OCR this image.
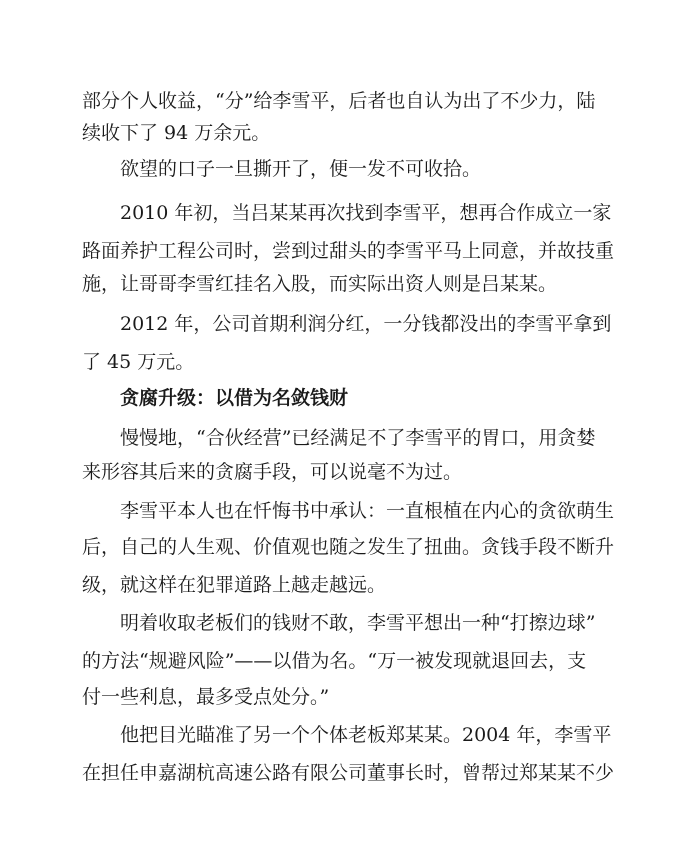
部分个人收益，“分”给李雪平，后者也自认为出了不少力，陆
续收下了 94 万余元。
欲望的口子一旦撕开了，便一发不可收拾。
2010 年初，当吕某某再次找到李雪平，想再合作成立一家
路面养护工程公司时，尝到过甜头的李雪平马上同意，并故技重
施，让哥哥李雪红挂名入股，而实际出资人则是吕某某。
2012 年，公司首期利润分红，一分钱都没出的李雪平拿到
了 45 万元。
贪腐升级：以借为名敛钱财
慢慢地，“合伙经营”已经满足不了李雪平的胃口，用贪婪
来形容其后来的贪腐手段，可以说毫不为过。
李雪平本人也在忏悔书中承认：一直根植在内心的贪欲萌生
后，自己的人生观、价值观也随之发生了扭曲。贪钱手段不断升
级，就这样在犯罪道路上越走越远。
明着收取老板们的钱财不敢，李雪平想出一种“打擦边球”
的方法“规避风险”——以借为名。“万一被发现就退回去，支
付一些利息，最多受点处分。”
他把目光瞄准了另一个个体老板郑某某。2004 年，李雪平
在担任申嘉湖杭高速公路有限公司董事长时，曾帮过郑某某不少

──────────

# PROBLEM TO WORK ON
Output all of the data exactly as it stands, minus any images.

# EXERCISE OUTPUT
OCR this image.
部分个人收益，“分”给李雪平，后者也自认为出了不少力，陆
续收下了 94 万余元。
欲望的口子一旦撕开了，便一发不可收拾。
2010 年初，当吕某某再次找到李雪平，想再合作成立一家
路面养护工程公司时，尝到过甜头的李雪平马上同意，并故技重
施，让哥哥李雪红挂名入股，而实际出资人则是吕某某。
2012 年，公司首期利润分红，一分钱都没出的李雪平拿到
了 45 万元。
贪腐升级：以借为名敛钱财
慢慢地，“合伙经营”已经满足不了李雪平的胃口，用贪婪
来形容其后来的贪腐手段，可以说毫不为过。
李雪平本人也在忏悔书中承认：一直根植在内心的贪欲萌生
后，自己的人生观、价值观也随之发生了扭曲。贪钱手段不断升
级，就这样在犯罪道路上越走越远。
明着收取老板们的钱财不敢，李雪平想出一种“打擦边球”
的方法“规避风险”——以借为名。“万一被发现就退回去，支
付一些利息，最多受点处分。”
他把目光瞄准了另一个个体老板郑某某。2004 年，李雪平
在担任申嘉湖杭高速公路有限公司董事长时，曾帮过郑某某不少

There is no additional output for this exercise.